* [Aim of the exercise]
Copy every line, leaving nothing out and adding nothing.

* [Exercise materials]
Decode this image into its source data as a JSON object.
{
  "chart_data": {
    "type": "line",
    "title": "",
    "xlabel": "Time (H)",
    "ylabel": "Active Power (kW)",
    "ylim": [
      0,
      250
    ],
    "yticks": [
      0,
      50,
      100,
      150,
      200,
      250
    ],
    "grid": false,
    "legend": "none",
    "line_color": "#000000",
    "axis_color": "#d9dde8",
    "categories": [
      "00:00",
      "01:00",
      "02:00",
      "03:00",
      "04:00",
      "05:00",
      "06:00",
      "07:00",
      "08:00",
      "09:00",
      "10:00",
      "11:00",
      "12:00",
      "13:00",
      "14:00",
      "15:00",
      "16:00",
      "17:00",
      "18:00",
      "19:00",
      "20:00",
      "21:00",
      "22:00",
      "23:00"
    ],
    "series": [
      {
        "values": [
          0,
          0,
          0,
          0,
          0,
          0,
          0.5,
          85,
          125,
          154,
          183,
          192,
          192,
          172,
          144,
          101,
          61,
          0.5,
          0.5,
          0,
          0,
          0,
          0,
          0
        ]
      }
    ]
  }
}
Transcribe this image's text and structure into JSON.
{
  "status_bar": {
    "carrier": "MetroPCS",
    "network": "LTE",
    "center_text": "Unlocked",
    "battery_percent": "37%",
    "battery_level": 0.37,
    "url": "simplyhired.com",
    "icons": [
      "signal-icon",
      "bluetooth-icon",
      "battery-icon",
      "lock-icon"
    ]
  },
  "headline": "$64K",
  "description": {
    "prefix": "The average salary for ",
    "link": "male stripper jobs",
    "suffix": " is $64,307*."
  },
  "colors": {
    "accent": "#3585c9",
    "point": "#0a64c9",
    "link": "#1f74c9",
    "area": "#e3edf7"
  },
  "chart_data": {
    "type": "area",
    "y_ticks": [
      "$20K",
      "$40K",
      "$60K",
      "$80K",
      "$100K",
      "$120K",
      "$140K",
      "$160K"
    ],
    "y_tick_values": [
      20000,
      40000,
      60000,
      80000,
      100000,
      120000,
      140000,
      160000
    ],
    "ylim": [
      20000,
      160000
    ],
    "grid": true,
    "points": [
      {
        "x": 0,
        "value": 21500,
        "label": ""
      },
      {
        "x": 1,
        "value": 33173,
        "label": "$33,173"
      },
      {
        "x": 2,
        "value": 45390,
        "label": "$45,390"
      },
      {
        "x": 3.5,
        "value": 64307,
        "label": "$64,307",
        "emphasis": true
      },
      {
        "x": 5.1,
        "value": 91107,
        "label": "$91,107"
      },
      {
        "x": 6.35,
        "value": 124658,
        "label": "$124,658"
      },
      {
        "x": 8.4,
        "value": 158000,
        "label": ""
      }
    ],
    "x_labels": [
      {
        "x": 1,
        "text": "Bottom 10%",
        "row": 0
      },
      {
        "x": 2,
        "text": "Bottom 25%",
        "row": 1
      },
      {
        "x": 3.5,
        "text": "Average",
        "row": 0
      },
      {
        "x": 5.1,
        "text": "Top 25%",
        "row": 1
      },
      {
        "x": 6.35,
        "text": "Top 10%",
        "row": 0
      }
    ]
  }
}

* [The completed task]
Decode this image into its source data as a JSON object.
{
  "chart_data": {
    "type": "line",
    "title": "",
    "xlabel": "Time (H)",
    "ylabel": "Active Power (kW)",
    "ylim": [
      0,
      250
    ],
    "yticks": [
      0,
      50,
      100,
      150,
      200,
      250
    ],
    "grid": false,
    "legend": "none",
    "line_color": "#000000",
    "axis_color": "#d9dde8",
    "categories": [
      "00:00",
      "01:00",
      "02:00",
      "03:00",
      "04:00",
      "05:00",
      "06:00",
      "07:00",
      "08:00",
      "09:00",
      "10:00",
      "11:00",
      "12:00",
      "13:00",
      "14:00",
      "15:00",
      "16:00",
      "17:00",
      "18:00",
      "19:00",
      "20:00",
      "21:00",
      "22:00",
      "23:00"
    ],
    "series": [
      {
        "values": [
          0,
          0,
          0,
          0,
          0,
          0,
          0.5,
          85,
          125,
          154,
          183,
          192,
          192,
          172,
          144,
          101,
          61,
          0.5,
          0.5,
          0,
          0,
          0,
          0,
          0
        ]
      }
    ]
  }
}
Transcribe this image's text and structure into JSON.
{
  "status_bar": {
    "carrier": "MetroPCS",
    "network": "LTE",
    "center_text": "Unlocked",
    "battery_percent": "37%",
    "battery_level": 0.37,
    "url": "simplyhired.com",
    "icons": [
      "signal-icon",
      "bluetooth-icon",
      "battery-icon",
      "lock-icon"
    ]
  },
  "headline": "$64K",
  "description": {
    "prefix": "The average salary for ",
    "link": "male stripper jobs",
    "suffix": " is $64,307*."
  },
  "colors": {
    "accent": "#3585c9",
    "point": "#0a64c9",
    "link": "#1f74c9",
    "area": "#e3edf7"
  },
  "chart_data": {
    "type": "area",
    "y_ticks": [
      "$20K",
      "$40K",
      "$60K",
      "$80K",
      "$100K",
      "$120K",
      "$140K",
      "$160K"
    ],
    "y_tick_values": [
      20000,
      40000,
      60000,
      80000,
      100000,
      120000,
      140000,
      160000
    ],
    "ylim": [
      20000,
      160000
    ],
    "grid": true,
    "points": [
      {
        "x": 0,
        "value": 21500,
        "label": ""
      },
      {
        "x": 1,
        "value": 33173,
        "label": "$33,173"
      },
      {
        "x": 2,
        "value": 45390,
        "label": "$45,390"
      },
      {
        "x": 3.5,
        "value": 64307,
        "label": "$64,307",
        "emphasis": true
      },
      {
        "x": 5.1,
        "value": 91107,
        "label": "$91,107"
      },
      {
        "x": 6.35,
        "value": 124658,
        "label": "$124,658"
      },
      {
        "x": 8.4,
        "value": 158000,
        "label": ""
      }
    ],
    "x_labels": [
      {
        "x": 1,
        "text": "Bottom 10%",
        "row": 0
      },
      {
        "x": 2,
        "text": "Bottom 25%",
        "row": 1
      },
      {
        "x": 3.5,
        "text": "Average",
        "row": 0
      },
      {
        "x": 5.1,
        "text": "Top 25%",
        "row": 1
      },
      {
        "x": 6.35,
        "text": "Top 10%",
        "row": 0
      }
    ]
  }
}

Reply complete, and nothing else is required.